## Information shown
►

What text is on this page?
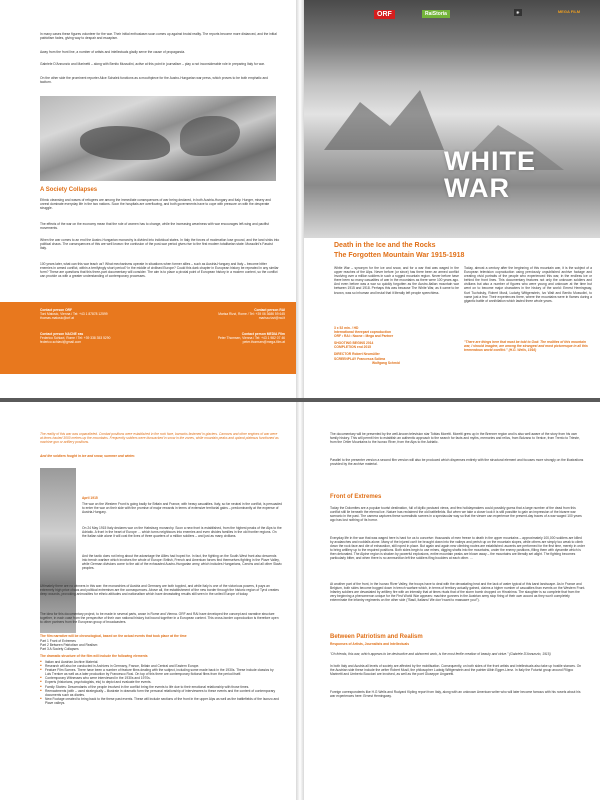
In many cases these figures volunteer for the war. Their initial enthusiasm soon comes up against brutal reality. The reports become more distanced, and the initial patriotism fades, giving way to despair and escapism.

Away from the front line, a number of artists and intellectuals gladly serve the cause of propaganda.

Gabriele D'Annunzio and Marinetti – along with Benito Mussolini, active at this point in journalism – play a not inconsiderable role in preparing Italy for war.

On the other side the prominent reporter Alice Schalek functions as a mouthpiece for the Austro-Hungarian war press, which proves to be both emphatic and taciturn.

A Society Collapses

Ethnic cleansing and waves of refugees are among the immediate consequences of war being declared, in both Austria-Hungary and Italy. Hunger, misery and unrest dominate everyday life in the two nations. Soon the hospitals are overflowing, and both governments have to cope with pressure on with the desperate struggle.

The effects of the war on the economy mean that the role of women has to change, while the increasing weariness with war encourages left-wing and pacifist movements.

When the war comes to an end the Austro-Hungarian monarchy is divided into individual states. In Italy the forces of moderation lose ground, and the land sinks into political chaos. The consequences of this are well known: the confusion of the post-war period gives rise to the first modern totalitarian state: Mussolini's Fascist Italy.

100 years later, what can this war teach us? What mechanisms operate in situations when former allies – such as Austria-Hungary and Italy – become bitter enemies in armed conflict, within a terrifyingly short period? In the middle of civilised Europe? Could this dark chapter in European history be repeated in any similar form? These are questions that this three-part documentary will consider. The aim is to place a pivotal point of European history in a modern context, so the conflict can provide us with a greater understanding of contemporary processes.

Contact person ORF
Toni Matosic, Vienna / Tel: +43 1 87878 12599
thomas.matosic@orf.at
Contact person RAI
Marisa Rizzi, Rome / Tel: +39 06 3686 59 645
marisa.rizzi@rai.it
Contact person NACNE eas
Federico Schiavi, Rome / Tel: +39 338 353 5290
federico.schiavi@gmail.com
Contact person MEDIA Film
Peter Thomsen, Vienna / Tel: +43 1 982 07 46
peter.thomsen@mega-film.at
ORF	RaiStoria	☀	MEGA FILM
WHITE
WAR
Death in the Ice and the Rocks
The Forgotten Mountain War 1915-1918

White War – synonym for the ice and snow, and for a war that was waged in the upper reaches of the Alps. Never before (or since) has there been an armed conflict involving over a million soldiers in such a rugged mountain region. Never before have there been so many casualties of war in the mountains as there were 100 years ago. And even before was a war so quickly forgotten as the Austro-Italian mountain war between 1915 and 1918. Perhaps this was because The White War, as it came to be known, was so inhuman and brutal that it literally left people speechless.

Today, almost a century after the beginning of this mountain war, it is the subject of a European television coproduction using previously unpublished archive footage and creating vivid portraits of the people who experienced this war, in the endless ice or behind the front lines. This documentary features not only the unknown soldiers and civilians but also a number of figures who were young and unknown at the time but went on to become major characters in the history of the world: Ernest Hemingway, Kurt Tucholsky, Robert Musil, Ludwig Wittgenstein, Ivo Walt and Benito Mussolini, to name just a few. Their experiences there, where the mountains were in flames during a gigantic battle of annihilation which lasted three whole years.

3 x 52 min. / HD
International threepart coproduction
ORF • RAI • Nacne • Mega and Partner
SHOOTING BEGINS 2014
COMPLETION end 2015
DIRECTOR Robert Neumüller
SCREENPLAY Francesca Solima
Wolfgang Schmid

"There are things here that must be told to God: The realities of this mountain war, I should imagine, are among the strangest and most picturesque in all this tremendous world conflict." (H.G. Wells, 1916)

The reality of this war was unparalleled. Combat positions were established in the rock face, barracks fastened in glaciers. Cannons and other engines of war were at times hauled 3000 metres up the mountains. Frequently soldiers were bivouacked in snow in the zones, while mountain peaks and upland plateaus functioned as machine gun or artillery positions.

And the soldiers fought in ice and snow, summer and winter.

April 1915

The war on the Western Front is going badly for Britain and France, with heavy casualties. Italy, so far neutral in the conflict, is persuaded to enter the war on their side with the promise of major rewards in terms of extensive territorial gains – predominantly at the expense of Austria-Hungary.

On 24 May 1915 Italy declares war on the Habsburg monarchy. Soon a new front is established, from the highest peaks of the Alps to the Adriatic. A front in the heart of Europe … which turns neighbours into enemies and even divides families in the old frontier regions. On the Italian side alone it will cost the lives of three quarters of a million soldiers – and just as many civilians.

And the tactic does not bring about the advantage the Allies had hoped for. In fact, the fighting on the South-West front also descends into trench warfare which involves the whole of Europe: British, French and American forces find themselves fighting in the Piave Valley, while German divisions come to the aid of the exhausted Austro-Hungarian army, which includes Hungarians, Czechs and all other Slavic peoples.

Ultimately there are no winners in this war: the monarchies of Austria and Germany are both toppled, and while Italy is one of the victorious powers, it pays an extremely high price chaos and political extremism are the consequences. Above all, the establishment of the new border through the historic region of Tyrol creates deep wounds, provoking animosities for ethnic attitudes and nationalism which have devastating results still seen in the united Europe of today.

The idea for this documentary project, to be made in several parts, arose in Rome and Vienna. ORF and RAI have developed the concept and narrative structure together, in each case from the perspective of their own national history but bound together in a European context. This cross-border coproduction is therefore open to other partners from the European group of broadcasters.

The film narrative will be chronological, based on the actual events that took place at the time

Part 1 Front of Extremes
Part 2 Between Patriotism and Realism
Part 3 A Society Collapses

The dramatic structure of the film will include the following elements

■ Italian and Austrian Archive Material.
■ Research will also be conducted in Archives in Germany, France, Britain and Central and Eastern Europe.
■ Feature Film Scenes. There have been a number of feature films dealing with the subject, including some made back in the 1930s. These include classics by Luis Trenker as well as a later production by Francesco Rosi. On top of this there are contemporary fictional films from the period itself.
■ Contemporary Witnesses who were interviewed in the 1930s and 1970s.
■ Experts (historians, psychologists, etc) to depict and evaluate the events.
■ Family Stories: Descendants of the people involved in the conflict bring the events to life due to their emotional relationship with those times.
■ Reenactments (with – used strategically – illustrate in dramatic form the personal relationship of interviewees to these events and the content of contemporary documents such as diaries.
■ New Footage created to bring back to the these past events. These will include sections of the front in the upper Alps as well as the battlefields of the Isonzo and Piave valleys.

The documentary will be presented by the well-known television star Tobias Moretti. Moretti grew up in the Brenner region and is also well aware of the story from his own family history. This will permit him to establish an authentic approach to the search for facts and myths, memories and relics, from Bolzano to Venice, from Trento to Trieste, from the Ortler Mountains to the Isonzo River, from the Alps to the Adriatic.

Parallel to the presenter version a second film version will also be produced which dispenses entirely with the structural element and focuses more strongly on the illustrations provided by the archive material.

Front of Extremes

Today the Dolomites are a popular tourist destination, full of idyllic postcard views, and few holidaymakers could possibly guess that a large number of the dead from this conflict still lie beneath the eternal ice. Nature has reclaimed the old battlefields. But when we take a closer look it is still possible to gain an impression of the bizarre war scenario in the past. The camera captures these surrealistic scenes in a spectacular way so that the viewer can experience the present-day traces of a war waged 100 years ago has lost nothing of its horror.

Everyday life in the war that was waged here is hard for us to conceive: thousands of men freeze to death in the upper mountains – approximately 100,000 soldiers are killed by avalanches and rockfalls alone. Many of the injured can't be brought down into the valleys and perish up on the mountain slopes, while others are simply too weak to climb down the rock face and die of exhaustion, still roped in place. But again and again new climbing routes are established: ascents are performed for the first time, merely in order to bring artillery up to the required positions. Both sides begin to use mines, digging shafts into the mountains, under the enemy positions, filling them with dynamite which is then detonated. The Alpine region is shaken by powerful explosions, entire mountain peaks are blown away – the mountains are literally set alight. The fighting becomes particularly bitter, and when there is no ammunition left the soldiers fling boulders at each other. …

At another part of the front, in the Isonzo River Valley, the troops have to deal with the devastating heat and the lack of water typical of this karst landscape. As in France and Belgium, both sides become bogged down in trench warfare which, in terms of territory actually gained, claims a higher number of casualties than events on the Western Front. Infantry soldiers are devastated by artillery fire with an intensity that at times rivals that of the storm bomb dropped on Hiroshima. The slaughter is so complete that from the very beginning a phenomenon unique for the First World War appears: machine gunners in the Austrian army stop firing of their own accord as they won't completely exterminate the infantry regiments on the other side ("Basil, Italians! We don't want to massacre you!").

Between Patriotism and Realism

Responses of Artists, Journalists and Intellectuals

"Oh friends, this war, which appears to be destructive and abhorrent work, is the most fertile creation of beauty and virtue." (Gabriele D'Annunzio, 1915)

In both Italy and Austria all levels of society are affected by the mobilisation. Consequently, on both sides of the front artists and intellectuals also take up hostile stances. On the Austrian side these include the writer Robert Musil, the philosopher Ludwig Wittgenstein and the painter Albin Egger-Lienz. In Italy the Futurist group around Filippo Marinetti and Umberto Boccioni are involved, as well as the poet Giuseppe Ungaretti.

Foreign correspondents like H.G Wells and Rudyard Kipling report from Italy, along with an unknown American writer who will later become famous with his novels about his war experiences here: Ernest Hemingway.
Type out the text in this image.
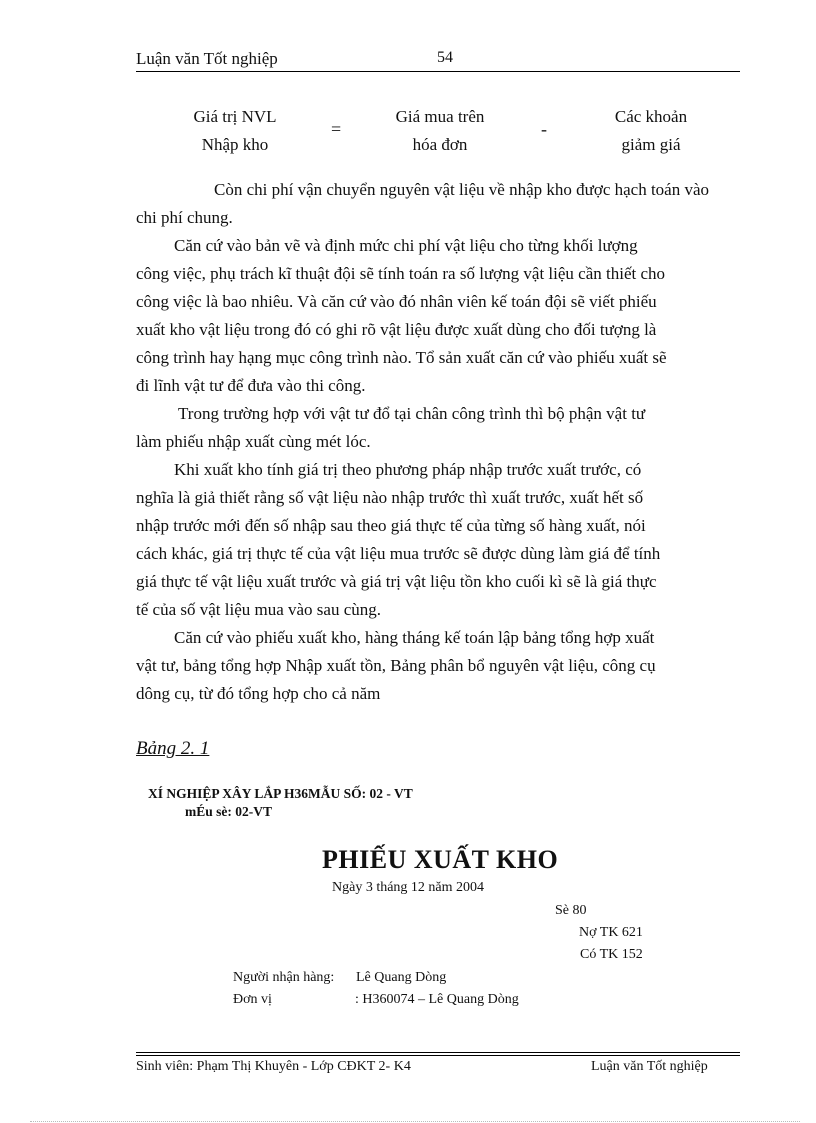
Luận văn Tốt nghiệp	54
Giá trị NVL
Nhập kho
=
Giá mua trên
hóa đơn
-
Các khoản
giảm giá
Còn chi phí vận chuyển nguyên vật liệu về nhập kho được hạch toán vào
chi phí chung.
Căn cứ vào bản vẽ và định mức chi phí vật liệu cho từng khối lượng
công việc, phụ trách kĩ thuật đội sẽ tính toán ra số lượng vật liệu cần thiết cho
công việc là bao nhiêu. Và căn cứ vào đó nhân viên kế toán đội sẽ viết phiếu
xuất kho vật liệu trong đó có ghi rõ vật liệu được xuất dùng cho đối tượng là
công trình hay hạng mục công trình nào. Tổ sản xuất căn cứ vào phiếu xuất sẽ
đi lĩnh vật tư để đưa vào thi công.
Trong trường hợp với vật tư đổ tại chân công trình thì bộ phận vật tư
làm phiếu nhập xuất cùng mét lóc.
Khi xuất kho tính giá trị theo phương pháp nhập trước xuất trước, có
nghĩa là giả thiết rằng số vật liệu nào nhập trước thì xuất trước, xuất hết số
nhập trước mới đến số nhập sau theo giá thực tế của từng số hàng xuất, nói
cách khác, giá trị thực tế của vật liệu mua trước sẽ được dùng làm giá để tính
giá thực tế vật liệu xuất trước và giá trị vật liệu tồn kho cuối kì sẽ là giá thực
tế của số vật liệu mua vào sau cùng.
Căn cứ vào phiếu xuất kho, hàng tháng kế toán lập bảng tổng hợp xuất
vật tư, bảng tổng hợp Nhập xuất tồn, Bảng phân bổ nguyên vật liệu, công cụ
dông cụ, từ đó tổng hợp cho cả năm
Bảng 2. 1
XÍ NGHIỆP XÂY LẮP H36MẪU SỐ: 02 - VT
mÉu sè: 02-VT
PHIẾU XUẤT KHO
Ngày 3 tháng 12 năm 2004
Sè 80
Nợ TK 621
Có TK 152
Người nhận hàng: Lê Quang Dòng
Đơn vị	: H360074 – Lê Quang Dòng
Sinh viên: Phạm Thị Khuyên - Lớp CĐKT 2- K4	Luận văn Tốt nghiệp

◄

## Goal
Scan the records for the string "Piave". Copy each line in which it appears.

## Output for this exercise
And the tactic does not bring about the advantage the Allies had hoped for. In fact, the fighting on the South-West front also descends into trench warfare which involves the whole of Europe: British, French and American forces find themselves fighting in the Piave Valley, while German divisions come to the aid of the exhausted Austro-Hungarian army, which includes Hungarians, Czechs and all other Slavic peoples.
■ New Footage created to bring back to the these past events. These will include sections of the front in the upper Alps as well as the battlefields of the Isonzo and Piave valleys.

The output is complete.